[Extracted data entries]
§
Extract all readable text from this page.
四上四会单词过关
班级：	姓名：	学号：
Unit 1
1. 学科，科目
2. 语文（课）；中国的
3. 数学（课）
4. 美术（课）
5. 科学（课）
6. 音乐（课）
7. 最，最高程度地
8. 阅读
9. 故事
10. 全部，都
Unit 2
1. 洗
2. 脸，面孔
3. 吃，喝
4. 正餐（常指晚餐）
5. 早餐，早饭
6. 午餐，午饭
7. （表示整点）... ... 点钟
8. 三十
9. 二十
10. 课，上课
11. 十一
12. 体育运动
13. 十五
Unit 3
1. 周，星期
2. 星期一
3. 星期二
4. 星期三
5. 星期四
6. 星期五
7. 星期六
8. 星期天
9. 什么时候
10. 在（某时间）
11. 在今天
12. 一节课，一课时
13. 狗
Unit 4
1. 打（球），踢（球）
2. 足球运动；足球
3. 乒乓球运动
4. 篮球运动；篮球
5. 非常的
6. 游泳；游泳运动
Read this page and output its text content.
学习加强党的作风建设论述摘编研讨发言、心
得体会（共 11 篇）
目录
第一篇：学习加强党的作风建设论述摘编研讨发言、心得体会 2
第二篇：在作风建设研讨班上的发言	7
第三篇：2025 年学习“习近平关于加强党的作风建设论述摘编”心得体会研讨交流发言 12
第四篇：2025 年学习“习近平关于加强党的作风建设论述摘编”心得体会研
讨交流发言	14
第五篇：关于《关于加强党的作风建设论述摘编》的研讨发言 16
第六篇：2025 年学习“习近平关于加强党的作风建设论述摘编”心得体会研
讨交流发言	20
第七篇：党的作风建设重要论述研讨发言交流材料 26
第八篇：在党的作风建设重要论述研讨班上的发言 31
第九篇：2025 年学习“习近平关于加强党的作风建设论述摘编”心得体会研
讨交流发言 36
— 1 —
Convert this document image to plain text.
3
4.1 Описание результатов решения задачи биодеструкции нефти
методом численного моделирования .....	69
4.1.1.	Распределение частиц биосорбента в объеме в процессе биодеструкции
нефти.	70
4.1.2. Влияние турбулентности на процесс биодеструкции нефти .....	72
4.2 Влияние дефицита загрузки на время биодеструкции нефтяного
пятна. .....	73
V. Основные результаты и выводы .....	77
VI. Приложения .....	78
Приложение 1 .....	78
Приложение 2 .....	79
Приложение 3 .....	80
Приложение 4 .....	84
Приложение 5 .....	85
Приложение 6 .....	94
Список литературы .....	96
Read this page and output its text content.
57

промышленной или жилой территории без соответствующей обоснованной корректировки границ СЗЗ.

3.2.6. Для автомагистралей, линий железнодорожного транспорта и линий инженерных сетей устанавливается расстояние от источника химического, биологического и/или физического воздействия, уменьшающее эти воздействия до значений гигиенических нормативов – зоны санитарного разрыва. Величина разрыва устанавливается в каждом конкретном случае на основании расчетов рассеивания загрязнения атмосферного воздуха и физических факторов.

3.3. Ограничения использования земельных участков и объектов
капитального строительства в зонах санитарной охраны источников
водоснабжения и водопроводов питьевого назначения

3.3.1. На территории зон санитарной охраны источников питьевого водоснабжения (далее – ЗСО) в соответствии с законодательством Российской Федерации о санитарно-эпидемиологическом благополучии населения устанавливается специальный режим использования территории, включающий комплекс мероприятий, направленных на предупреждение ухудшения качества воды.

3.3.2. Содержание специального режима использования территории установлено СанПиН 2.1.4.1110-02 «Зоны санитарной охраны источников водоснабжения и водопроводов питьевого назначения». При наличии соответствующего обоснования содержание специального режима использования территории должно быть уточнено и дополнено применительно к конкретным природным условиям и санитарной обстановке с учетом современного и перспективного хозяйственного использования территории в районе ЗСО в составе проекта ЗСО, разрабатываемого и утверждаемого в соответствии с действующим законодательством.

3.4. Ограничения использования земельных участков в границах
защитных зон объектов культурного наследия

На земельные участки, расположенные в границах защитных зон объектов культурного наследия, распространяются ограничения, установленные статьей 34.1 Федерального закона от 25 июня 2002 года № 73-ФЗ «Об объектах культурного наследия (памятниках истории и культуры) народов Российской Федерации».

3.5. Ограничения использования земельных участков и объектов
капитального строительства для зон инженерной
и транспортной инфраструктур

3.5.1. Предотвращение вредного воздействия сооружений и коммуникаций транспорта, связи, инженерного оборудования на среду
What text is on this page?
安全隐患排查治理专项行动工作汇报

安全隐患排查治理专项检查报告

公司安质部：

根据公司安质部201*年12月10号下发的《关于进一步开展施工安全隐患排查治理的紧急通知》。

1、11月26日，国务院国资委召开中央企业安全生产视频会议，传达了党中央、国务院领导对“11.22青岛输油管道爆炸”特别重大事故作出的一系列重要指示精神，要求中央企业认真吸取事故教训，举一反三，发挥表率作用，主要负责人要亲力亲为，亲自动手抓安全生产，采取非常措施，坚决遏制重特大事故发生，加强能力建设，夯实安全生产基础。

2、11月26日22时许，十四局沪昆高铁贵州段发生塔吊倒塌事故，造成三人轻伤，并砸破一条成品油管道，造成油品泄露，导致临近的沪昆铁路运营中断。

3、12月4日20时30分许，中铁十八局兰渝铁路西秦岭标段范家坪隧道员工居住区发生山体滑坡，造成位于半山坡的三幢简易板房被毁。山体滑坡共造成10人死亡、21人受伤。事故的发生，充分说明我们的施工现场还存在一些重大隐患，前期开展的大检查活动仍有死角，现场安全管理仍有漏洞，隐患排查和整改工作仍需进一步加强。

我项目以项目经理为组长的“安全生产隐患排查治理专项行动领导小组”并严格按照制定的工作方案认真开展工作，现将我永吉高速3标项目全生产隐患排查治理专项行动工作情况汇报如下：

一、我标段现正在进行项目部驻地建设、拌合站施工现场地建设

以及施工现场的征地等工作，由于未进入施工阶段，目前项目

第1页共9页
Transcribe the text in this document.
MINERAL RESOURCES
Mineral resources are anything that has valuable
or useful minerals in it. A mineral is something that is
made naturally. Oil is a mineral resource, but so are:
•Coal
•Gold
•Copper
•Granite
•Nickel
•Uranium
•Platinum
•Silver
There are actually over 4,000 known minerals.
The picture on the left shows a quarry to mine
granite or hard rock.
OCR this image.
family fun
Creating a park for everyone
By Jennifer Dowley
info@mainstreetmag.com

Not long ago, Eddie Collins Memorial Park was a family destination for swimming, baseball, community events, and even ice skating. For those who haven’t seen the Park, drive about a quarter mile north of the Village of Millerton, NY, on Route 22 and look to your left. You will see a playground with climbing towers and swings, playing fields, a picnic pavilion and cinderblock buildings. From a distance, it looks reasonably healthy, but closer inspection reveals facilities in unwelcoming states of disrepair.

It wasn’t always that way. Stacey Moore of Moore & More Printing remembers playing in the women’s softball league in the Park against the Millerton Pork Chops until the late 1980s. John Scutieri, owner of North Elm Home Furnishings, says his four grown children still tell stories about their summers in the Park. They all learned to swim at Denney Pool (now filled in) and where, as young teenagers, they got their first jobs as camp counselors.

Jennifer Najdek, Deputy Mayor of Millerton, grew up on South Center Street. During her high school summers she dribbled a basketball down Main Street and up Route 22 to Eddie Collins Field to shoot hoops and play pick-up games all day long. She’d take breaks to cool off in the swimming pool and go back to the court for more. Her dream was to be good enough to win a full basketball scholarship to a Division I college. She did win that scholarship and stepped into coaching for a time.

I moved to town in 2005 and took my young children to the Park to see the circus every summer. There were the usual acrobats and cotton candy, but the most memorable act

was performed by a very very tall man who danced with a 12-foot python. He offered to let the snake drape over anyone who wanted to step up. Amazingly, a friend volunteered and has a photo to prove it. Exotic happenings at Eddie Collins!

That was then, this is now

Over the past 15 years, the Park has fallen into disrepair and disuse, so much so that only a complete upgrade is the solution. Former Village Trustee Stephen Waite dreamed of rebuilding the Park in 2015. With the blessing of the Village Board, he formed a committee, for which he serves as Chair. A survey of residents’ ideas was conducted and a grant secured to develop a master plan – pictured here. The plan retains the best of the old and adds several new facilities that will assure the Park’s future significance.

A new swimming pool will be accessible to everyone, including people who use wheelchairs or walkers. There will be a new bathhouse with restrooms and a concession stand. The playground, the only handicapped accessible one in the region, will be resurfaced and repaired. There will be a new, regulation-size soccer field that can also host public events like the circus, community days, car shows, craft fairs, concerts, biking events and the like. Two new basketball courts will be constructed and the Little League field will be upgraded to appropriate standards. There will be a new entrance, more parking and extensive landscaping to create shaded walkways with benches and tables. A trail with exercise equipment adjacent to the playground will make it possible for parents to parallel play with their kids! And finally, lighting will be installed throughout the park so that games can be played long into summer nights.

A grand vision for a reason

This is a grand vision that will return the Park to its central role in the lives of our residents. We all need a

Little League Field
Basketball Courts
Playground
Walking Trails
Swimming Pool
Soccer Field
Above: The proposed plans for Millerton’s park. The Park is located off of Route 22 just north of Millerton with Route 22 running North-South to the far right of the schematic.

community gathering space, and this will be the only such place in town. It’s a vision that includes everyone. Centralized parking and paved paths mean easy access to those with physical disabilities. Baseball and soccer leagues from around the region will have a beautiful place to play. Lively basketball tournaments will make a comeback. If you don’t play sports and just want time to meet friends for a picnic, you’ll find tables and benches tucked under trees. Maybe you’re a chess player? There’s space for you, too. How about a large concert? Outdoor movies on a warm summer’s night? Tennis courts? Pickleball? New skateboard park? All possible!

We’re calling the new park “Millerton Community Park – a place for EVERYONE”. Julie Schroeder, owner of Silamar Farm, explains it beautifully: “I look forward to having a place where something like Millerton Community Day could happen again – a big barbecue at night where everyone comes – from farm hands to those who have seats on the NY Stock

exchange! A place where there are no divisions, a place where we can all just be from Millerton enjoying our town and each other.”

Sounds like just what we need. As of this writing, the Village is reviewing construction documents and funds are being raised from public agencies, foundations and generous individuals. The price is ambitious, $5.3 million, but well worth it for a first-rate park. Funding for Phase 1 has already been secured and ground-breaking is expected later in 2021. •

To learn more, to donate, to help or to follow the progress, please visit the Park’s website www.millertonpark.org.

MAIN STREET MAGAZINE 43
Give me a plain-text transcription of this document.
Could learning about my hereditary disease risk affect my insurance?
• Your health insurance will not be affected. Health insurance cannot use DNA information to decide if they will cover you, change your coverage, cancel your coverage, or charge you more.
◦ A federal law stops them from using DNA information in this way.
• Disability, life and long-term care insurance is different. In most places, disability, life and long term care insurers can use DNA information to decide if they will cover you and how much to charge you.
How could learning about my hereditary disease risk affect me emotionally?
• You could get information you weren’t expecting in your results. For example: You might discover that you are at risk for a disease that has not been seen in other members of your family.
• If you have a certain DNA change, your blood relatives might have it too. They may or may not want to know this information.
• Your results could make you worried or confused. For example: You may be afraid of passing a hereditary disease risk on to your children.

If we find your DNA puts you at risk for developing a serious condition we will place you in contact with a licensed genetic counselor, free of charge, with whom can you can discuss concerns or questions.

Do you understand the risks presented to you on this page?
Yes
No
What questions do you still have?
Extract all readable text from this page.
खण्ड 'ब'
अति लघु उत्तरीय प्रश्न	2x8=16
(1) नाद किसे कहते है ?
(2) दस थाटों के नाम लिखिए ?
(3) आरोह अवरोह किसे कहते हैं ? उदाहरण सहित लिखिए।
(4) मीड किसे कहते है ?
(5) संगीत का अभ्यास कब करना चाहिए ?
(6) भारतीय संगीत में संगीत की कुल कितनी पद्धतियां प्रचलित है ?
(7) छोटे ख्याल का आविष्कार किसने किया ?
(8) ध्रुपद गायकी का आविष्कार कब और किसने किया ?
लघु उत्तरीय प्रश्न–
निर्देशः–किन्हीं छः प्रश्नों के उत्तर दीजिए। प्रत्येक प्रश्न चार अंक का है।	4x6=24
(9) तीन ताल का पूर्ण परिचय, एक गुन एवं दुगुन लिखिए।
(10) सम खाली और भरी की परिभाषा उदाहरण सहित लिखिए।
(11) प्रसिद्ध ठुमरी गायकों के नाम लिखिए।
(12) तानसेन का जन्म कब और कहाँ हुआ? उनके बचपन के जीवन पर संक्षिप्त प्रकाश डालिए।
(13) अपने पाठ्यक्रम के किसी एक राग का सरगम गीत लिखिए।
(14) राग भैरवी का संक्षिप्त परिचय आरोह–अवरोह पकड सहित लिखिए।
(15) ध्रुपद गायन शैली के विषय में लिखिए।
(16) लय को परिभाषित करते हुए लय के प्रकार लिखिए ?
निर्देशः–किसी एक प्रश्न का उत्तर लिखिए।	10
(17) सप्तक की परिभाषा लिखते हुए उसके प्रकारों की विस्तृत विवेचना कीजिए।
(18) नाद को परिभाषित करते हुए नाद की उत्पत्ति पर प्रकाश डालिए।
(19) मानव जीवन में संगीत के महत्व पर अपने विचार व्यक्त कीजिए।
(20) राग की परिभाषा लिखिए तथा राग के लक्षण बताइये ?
§
Exercise directions -
List the lines of the entries that include "information".

Output of the exercise -
• Your health insurance will not be affected. Health insurance cannot use DNA information to decide if they will cover you, change your coverage, cancel your coverage, or charge you more.
◦ A federal law stops them from using DNA information in this way.
• Disability, life and long-term care insurance is different. In most places, disability, life and long term care insurers can use DNA information to decide if they will cover you and how much to charge you.
• You could get information you weren’t expecting in your results. For example: You might discover that you are at risk for a disease that has not been seen in other members of your family.
• If you have a certain DNA change, your blood relatives might have it too. They may or may not want to know this information.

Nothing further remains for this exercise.